# start of Records shown
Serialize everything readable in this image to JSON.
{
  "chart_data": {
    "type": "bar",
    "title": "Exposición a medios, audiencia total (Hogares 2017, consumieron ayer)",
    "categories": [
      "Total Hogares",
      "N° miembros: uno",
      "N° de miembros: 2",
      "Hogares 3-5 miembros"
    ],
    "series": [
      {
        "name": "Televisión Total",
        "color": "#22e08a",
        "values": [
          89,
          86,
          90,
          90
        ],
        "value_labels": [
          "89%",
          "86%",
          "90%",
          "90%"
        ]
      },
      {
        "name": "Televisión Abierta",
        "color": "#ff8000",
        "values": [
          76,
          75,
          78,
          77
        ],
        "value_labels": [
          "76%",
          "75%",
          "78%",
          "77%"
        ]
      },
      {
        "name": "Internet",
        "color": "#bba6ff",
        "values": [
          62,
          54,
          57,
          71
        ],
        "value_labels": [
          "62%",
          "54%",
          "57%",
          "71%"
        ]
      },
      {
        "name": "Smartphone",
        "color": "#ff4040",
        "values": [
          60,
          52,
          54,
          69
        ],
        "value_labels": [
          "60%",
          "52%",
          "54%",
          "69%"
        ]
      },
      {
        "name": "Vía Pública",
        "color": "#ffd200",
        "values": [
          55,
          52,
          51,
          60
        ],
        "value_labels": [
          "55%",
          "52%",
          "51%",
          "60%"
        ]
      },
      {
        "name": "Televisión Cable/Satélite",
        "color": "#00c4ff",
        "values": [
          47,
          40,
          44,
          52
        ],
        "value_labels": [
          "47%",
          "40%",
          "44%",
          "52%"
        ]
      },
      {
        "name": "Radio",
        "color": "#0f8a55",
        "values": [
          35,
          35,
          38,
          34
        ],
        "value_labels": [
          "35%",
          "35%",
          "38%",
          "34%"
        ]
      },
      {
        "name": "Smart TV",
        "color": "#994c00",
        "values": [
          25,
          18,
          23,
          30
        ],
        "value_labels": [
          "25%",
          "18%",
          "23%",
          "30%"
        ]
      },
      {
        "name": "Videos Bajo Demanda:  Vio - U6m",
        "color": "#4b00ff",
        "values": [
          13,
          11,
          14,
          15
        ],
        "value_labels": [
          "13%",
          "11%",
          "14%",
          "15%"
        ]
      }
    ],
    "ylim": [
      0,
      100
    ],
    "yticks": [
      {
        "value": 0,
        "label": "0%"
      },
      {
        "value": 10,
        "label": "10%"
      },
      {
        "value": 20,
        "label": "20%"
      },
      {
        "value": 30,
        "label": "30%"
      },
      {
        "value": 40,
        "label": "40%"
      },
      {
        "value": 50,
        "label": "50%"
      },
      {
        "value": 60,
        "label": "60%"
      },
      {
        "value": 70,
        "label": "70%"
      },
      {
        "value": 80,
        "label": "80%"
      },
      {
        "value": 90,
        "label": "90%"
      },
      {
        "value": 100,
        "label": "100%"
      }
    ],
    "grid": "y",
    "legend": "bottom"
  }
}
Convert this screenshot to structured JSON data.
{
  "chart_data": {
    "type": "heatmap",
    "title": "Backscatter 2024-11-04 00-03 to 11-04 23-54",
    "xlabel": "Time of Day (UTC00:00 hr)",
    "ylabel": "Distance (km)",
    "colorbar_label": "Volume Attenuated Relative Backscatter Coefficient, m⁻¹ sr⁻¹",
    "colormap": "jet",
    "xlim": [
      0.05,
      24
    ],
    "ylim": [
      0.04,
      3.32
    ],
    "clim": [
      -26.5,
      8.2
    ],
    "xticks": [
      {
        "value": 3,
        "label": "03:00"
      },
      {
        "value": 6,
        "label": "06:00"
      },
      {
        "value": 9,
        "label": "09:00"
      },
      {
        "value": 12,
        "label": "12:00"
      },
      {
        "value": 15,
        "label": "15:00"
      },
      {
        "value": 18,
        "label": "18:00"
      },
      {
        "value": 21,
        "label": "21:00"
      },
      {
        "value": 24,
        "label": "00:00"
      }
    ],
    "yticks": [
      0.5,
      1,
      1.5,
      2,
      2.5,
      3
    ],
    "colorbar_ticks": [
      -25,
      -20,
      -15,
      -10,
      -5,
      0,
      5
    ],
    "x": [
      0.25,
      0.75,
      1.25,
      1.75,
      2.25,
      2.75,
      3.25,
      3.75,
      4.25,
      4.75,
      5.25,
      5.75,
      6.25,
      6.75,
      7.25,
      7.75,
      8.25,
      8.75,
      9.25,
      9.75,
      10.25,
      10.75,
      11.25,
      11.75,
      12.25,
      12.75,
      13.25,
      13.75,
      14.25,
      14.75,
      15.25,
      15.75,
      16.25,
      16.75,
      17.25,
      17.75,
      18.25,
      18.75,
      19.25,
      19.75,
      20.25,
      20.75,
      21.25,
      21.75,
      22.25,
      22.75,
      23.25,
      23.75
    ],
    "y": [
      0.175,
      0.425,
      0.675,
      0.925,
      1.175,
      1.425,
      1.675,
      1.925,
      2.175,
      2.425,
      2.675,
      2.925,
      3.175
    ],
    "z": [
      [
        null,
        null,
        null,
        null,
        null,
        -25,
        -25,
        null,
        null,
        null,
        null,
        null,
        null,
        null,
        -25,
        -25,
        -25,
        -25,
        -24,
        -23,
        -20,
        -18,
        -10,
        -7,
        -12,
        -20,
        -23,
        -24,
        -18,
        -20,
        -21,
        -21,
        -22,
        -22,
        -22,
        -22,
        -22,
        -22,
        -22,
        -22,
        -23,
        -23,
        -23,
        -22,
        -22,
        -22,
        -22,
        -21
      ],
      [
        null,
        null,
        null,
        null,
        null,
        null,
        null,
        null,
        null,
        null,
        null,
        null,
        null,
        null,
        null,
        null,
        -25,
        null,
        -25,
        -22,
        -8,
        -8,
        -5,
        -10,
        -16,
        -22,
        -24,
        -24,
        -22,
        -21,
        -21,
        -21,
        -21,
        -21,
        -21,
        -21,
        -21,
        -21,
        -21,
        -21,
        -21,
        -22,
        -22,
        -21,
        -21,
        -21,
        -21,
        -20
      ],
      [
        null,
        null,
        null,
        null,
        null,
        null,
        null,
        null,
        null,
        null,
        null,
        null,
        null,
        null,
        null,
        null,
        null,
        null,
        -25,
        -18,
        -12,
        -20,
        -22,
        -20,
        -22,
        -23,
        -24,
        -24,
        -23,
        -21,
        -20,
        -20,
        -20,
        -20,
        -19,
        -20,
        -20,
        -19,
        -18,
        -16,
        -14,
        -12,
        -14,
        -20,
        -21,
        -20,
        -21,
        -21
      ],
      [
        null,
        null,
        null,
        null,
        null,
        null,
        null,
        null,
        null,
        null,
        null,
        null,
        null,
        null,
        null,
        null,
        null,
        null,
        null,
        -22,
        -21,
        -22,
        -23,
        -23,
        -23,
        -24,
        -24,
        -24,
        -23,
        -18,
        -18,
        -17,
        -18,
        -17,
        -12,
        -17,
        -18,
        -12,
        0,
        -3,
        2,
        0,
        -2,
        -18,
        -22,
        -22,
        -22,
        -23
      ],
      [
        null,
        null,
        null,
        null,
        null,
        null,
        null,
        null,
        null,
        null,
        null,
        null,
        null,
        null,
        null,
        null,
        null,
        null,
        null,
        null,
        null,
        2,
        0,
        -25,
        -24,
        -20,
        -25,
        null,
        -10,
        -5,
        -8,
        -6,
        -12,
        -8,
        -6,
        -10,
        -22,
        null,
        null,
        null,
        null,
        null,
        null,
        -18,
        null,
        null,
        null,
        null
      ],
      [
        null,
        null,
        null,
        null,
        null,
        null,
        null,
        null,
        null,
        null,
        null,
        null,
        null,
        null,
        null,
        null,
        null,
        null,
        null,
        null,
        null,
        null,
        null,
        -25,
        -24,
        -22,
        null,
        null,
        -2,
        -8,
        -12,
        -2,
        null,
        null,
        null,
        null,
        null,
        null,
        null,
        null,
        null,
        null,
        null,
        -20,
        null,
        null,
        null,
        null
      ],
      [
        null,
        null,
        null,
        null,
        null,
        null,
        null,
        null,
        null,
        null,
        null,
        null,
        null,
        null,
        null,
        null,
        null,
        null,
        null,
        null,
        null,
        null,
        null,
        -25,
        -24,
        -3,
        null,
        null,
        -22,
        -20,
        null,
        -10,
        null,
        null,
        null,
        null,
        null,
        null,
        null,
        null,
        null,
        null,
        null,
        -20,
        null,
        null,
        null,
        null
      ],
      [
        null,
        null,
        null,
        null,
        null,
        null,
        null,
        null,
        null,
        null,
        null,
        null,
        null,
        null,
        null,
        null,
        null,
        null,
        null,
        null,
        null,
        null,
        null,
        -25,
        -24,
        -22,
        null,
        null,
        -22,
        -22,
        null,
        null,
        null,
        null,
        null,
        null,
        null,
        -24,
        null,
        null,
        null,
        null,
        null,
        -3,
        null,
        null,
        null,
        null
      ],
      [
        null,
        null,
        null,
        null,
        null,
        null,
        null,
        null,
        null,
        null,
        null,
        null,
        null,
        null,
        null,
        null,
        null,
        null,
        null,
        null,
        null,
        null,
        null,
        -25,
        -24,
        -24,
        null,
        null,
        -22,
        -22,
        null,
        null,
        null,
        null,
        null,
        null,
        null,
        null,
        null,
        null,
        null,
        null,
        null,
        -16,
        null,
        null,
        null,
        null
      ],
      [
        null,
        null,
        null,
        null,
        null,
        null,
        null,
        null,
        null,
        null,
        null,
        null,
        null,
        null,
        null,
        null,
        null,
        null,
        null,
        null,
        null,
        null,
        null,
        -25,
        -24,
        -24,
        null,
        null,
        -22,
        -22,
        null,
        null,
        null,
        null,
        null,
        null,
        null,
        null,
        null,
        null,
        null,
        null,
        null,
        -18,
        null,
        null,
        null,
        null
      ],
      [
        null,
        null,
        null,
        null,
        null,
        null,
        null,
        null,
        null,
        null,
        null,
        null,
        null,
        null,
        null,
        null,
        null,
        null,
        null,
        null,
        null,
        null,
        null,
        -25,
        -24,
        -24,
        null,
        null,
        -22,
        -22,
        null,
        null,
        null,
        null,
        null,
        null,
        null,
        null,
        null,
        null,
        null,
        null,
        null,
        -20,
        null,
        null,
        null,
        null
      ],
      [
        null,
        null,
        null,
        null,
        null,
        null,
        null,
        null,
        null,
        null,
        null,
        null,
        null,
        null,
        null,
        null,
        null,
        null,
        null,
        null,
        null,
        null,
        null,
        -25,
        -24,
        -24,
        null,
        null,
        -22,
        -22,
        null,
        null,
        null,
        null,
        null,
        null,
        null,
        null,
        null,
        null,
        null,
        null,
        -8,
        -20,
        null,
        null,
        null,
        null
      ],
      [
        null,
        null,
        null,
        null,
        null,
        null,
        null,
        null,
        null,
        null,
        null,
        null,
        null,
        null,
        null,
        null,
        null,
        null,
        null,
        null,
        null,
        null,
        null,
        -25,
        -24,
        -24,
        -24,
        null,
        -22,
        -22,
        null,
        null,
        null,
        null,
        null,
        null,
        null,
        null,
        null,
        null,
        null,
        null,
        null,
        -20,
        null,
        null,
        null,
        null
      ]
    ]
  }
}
# end of Records shown
[Exercise directions]: In the material above, find the lines that contain "Televisión" and show them.

[Result of this task]:
        "name": "Televisión Total",
        "name": "Televisión Abierta",
        "name": "Televisión Cable/Satélite",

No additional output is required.